▸ Your goal: Each entry must appear again exactly as it does in the source.
* Begin *
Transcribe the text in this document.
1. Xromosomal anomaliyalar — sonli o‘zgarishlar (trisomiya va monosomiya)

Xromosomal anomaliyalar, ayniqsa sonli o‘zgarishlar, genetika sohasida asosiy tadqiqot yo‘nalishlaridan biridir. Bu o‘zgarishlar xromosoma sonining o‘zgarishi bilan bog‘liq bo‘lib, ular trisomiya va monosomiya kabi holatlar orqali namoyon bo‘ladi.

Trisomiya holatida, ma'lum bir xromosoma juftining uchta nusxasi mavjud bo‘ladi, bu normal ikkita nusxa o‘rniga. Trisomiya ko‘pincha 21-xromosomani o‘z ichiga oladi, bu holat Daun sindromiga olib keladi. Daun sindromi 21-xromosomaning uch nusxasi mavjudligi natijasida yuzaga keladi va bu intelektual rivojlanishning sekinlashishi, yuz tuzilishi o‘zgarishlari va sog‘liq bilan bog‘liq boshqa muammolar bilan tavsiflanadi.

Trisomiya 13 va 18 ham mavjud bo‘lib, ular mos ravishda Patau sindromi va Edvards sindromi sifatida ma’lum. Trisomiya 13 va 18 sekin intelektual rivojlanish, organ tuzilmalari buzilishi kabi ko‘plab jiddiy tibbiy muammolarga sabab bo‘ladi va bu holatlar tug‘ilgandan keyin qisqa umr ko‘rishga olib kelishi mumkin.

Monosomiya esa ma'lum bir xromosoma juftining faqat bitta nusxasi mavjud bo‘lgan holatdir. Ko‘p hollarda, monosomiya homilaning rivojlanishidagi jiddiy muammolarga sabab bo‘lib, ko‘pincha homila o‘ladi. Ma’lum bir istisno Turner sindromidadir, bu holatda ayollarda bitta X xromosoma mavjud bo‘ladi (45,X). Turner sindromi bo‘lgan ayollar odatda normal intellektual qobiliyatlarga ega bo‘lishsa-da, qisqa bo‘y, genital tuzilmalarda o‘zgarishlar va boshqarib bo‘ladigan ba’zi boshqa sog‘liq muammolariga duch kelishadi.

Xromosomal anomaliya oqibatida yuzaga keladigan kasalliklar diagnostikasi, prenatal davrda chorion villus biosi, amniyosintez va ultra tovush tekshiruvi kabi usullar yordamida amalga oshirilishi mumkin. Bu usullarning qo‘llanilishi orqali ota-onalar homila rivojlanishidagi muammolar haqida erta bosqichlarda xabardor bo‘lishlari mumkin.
* End *
▸ Result for this exercise:
Transcribe the text in this document.
1. Xromosomal anomaliyalar — sonli o‘zgarishlar (trisomiya va monosomiya)

Xromosomal anomaliyalar, ayniqsa sonli o‘zgarishlar, genetika sohasida asosiy tadqiqot yo‘nalishlaridan biridir. Bu o‘zgarishlar xromosoma sonining o‘zgarishi bilan bog‘liq bo‘lib, ular trisomiya va monosomiya kabi holatlar orqali namoyon bo‘ladi.

Trisomiya holatida, ma'lum bir xromosoma juftining uchta nusxasi mavjud bo‘ladi, bu normal ikkita nusxa o‘rniga. Trisomiya ko‘pincha 21-xromosomani o‘z ichiga oladi, bu holat Daun sindromiga olib keladi. Daun sindromi 21-xromosomaning uch nusxasi mavjudligi natijasida yuzaga keladi va bu intelektual rivojlanishning sekinlashishi, yuz tuzilishi o‘zgarishlari va sog‘liq bilan bog‘liq boshqa muammolar bilan tavsiflanadi.

Trisomiya 13 va 18 ham mavjud bo‘lib, ular mos ravishda Patau sindromi va Edvards sindromi sifatida ma’lum. Trisomiya 13 va 18 sekin intelektual rivojlanish, organ tuzilmalari buzilishi kabi ko‘plab jiddiy tibbiy muammolarga sabab bo‘ladi va bu holatlar tug‘ilgandan keyin qisqa umr ko‘rishga olib kelishi mumkin.

Monosomiya esa ma'lum bir xromosoma juftining faqat bitta nusxasi mavjud bo‘lgan holatdir. Ko‘p hollarda, monosomiya homilaning rivojlanishidagi jiddiy muammolarga sabab bo‘lib, ko‘pincha homila o‘ladi. Ma’lum bir istisno Turner sindromidadir, bu holatda ayollarda bitta X xromosoma mavjud bo‘ladi (45,X). Turner sindromi bo‘lgan ayollar odatda normal intellektual qobiliyatlarga ega bo‘lishsa-da, qisqa bo‘y, genital tuzilmalarda o‘zgarishlar va boshqarib bo‘ladigan ba’zi boshqa sog‘liq muammolariga duch kelishadi.

Xromosomal anomaliya oqibatida yuzaga keladigan kasalliklar diagnostikasi, prenatal davrda chorion villus biosi, amniyosintez va ultra tovush tekshiruvi kabi usullar yordamida amalga oshirilishi mumkin. Bu usullarning qo‘llanilishi orqali ota-onalar homila rivojlanishidagi muammolar haqida erta bosqichlarda xabardor bo‘lishlari mumkin.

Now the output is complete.